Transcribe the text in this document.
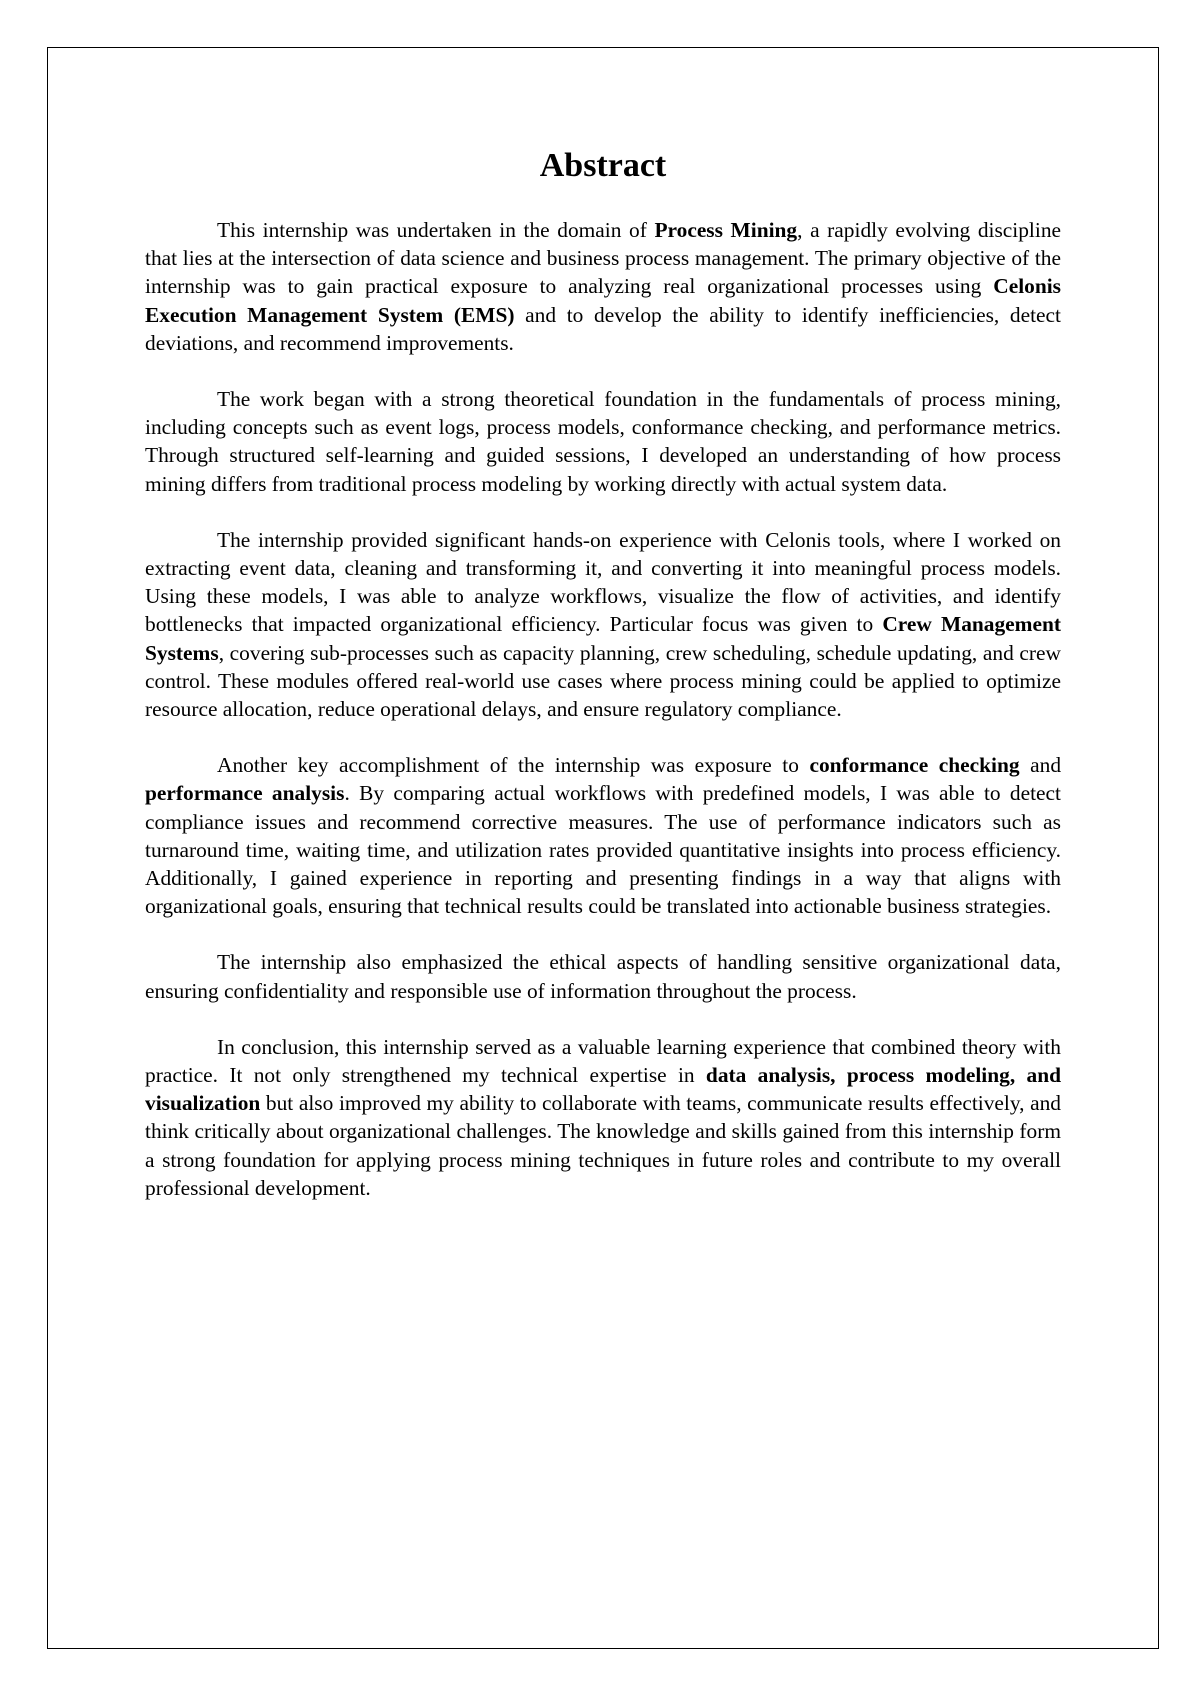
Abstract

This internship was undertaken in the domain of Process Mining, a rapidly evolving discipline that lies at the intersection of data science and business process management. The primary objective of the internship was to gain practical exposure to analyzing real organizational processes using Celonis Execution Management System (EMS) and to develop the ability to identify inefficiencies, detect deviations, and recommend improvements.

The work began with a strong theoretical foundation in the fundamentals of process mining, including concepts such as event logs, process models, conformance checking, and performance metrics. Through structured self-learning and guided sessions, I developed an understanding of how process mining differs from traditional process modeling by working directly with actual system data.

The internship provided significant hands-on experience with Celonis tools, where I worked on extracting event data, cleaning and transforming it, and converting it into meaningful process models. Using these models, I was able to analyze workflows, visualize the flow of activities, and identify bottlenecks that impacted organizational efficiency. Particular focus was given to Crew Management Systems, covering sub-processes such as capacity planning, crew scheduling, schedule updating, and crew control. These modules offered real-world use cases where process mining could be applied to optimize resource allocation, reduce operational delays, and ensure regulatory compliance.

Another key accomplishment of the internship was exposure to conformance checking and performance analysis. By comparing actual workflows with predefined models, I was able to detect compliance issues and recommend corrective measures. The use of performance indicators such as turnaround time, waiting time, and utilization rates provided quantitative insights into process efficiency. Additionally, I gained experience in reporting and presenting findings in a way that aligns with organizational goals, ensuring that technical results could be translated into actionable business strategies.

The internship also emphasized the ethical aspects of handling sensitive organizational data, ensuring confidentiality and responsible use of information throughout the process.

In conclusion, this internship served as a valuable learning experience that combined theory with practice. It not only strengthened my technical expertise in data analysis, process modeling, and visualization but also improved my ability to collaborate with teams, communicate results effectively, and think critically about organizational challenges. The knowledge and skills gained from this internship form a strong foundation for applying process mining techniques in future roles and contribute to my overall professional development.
————————
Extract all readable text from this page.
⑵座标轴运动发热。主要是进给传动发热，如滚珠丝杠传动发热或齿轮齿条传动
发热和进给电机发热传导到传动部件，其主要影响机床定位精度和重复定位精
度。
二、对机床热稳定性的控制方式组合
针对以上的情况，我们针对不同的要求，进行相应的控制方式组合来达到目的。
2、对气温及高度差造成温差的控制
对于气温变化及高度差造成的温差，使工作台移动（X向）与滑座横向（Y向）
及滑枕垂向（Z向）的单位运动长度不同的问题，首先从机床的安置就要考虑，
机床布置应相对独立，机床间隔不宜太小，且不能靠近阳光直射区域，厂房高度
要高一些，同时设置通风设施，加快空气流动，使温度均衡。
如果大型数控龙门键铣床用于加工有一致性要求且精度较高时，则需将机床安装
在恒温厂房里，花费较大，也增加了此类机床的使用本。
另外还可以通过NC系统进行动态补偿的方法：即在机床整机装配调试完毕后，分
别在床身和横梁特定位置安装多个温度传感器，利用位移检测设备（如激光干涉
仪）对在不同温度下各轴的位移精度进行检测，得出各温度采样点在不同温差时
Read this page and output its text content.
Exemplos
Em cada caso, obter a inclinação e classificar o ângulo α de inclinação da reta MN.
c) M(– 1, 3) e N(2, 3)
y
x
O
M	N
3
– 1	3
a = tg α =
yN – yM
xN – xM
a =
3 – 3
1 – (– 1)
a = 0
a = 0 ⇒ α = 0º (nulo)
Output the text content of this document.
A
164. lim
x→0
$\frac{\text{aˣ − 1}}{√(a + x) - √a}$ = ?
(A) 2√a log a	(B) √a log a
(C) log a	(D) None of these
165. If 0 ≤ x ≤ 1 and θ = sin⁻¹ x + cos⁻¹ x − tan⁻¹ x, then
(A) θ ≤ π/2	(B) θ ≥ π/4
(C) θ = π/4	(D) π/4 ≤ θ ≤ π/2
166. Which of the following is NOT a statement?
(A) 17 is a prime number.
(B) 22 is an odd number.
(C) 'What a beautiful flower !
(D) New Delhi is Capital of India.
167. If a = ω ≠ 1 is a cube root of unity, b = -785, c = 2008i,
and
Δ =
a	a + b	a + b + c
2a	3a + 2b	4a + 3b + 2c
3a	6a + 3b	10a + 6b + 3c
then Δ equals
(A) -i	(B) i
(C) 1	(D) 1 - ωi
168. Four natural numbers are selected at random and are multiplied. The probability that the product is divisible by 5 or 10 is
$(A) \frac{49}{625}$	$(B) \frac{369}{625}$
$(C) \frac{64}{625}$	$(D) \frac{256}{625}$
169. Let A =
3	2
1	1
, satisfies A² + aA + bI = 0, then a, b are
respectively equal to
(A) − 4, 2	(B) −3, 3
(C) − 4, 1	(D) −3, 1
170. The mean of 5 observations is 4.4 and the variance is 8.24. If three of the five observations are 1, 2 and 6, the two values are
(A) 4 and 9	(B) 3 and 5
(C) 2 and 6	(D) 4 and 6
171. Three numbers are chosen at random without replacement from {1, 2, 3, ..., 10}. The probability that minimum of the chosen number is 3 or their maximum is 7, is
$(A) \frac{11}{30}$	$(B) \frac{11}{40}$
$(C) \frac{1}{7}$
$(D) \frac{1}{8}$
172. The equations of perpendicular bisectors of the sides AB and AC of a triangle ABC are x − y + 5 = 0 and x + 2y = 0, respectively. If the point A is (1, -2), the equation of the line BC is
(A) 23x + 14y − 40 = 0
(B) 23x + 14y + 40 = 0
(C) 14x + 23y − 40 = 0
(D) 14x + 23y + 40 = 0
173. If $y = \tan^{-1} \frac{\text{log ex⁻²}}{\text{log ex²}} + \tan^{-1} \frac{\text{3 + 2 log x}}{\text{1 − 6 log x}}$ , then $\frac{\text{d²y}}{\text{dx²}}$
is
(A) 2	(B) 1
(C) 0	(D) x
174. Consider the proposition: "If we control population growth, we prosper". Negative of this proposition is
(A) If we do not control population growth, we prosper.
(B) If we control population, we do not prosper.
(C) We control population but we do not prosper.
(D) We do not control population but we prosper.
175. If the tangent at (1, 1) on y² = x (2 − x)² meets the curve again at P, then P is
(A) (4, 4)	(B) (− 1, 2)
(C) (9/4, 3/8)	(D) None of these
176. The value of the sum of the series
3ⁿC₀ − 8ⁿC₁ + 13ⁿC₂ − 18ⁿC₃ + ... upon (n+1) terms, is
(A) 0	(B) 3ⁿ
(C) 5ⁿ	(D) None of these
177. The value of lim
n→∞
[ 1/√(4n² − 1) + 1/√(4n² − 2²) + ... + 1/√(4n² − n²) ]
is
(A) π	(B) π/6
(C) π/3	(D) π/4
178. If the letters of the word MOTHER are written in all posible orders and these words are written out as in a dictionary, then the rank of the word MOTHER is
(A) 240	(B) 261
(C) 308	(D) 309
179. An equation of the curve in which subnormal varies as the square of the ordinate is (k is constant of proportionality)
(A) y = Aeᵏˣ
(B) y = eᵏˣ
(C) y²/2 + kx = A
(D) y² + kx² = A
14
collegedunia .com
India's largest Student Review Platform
————————
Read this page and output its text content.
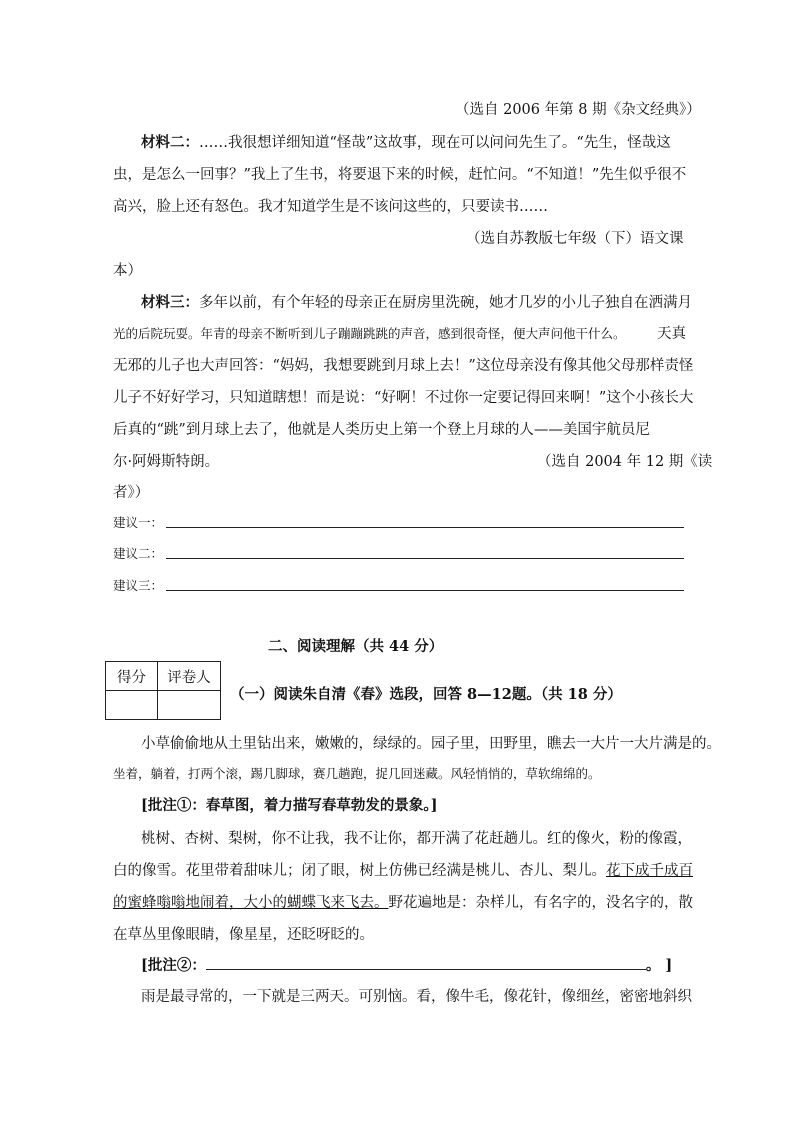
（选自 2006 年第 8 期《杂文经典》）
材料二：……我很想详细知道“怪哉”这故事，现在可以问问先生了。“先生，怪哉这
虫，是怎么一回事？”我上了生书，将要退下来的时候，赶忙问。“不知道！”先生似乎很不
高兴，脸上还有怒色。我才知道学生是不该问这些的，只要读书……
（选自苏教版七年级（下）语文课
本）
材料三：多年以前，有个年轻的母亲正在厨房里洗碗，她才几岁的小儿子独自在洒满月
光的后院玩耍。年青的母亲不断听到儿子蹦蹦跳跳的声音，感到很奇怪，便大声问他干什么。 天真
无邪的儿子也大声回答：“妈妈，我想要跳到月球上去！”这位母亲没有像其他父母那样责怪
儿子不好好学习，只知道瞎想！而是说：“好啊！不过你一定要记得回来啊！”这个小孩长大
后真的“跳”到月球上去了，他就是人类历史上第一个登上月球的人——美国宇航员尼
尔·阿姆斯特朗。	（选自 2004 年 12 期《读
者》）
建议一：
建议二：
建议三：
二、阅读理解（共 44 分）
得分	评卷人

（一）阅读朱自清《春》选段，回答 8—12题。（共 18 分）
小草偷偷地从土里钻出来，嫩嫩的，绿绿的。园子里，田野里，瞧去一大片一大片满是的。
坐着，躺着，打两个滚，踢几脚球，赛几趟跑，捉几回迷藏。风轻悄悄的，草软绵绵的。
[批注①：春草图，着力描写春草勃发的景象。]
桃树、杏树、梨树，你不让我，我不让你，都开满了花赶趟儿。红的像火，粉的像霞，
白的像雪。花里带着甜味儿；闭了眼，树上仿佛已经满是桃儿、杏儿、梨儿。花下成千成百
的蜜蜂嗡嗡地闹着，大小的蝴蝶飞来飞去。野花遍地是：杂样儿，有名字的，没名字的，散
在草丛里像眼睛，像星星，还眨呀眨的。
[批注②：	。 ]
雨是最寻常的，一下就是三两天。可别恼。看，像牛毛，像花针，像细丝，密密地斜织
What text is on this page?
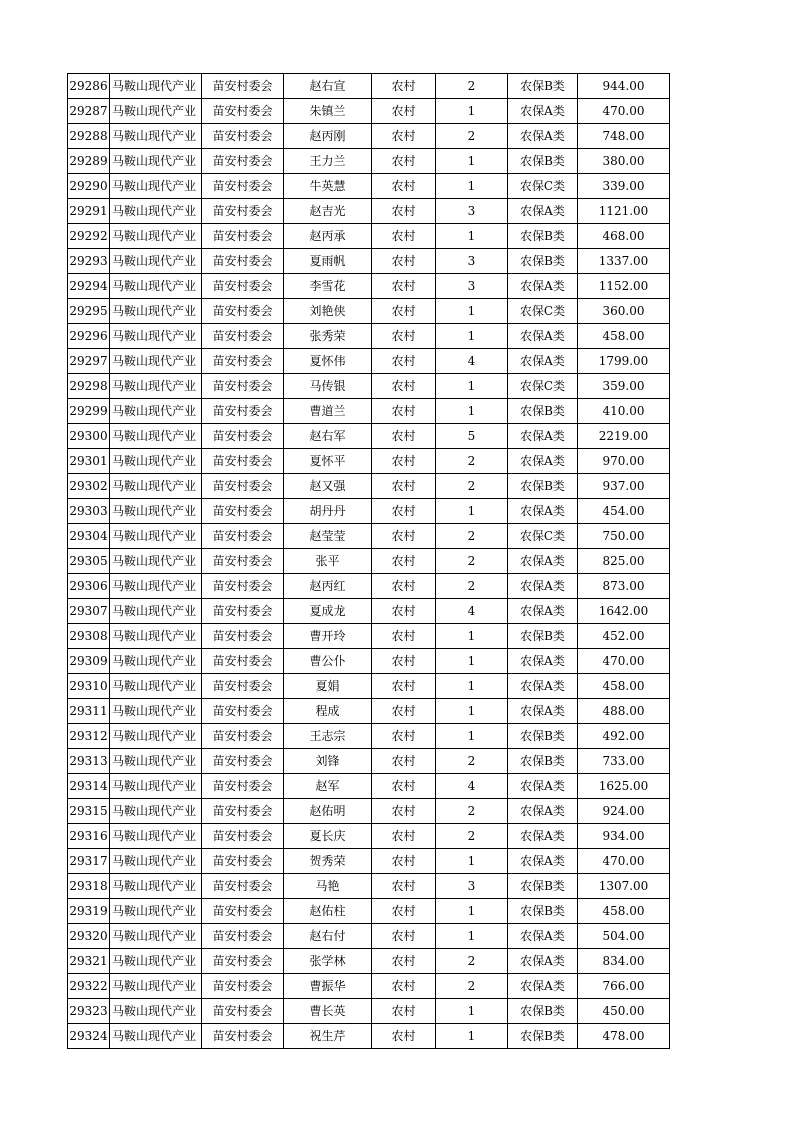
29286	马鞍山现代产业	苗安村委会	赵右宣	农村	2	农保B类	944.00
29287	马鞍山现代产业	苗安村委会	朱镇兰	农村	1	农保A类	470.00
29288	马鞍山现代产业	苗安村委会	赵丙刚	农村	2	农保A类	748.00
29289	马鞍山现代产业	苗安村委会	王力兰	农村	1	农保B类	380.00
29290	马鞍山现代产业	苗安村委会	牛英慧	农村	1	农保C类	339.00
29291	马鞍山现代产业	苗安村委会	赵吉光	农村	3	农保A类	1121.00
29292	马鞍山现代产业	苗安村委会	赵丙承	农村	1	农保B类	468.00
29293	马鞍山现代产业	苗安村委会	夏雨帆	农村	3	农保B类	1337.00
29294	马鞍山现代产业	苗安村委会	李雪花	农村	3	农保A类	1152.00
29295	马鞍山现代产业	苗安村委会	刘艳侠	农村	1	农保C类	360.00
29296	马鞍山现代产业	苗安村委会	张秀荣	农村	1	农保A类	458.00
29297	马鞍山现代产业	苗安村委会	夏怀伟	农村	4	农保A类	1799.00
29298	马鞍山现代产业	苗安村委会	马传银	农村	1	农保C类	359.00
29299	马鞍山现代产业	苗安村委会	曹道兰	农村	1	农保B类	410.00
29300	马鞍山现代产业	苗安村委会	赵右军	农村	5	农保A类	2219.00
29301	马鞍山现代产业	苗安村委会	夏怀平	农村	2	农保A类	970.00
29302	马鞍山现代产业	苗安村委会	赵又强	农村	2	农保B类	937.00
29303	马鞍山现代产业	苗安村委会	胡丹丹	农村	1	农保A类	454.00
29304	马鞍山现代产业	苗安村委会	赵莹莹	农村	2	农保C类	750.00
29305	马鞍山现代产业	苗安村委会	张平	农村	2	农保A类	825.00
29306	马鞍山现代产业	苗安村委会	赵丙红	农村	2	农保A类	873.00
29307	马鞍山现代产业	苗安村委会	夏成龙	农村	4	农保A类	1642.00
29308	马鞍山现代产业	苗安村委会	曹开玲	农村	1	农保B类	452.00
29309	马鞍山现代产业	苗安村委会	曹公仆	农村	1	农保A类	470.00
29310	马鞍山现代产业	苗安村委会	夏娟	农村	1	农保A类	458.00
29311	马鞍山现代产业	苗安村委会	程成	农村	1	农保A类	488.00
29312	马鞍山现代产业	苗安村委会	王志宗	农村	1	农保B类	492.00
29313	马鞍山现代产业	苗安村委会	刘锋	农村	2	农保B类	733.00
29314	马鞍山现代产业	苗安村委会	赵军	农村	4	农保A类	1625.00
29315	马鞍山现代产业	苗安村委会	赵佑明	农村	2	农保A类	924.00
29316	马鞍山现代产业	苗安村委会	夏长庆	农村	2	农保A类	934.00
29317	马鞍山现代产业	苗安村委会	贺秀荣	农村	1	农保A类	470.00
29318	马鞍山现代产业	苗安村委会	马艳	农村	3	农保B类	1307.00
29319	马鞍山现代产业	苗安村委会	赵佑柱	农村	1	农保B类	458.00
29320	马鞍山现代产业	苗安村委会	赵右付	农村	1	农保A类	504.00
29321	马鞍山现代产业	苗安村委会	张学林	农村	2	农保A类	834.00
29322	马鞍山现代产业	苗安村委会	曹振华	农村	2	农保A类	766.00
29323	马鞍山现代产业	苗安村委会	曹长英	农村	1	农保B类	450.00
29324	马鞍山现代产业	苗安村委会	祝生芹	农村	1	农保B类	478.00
————————
_Aim of the task_
Among the lines of the data above, count those holding "equation" and state only the number.

_Answer to the problem_
2